Task goal.
Write every line of the material out exactly as shown.

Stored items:

──────────────────────────────

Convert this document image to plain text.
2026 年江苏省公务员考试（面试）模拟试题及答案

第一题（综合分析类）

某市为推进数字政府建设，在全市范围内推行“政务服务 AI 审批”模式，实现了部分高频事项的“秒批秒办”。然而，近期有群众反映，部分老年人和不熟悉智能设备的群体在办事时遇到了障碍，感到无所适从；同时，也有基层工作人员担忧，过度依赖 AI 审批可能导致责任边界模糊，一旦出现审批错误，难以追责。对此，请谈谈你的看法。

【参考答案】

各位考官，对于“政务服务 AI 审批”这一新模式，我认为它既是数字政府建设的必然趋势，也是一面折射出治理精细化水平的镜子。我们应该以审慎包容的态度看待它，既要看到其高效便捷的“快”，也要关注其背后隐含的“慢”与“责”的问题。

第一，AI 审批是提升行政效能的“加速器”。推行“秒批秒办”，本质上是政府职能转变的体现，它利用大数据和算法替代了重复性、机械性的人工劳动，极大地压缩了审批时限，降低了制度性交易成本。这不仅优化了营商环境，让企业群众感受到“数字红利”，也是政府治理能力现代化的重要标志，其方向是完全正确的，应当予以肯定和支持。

──────────────────────────────

Result below.
Convert this document image to plain text.
2026 年江苏省公务员考试（面试）模拟试题及答案

第一题（综合分析类）

某市为推进数字政府建设，在全市范围内推行“政务服务 AI 审批”模式，实现了部分高频事项的“秒批秒办”。然而，近期有群众反映，部分老年人和不熟悉智能设备的群体在办事时遇到了障碍，感到无所适从；同时，也有基层工作人员担忧，过度依赖 AI 审批可能导致责任边界模糊，一旦出现审批错误，难以追责。对此，请谈谈你的看法。

【参考答案】

各位考官，对于“政务服务 AI 审批”这一新模式，我认为它既是数字政府建设的必然趋势，也是一面折射出治理精细化水平的镜子。我们应该以审慎包容的态度看待它，既要看到其高效便捷的“快”，也要关注其背后隐含的“慢”与“责”的问题。

第一，AI 审批是提升行政效能的“加速器”。推行“秒批秒办”，本质上是政府职能转变的体现，它利用大数据和算法替代了重复性、机械性的人工劳动，极大地压缩了审批时限，降低了制度性交易成本。这不仅优化了营商环境，让企业群众感受到“数字红利”，也是政府治理能力现代化的重要标志，其方向是完全正确的，应当予以肯定和支持。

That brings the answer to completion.